• _Instruction_
Make an exact copy of the lines below.

• _The input_
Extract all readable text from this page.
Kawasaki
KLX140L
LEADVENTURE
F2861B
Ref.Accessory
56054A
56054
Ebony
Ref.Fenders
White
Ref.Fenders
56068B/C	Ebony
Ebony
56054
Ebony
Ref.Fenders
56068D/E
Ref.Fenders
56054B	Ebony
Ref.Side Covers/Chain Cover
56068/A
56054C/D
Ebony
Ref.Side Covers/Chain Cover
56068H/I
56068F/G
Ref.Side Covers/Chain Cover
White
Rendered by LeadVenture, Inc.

• _Complete answer_
Extract all readable text from this page.
Kawasaki
KLX140L
LEADVENTURE
F2861B
Ref.Accessory
56054A
56054
Ebony
Ref.Fenders
White
Ref.Fenders
56068B/C	Ebony
Ebony
56054
Ebony
Ref.Fenders
56068D/E
Ref.Fenders
56054B	Ebony
Ref.Side Covers/Chain Cover
56068/A
56054C/D
Ebony
Ref.Side Covers/Chain Cover
56068H/I
56068F/G
Ref.Side Covers/Chain Cover
White
Rendered by LeadVenture, Inc.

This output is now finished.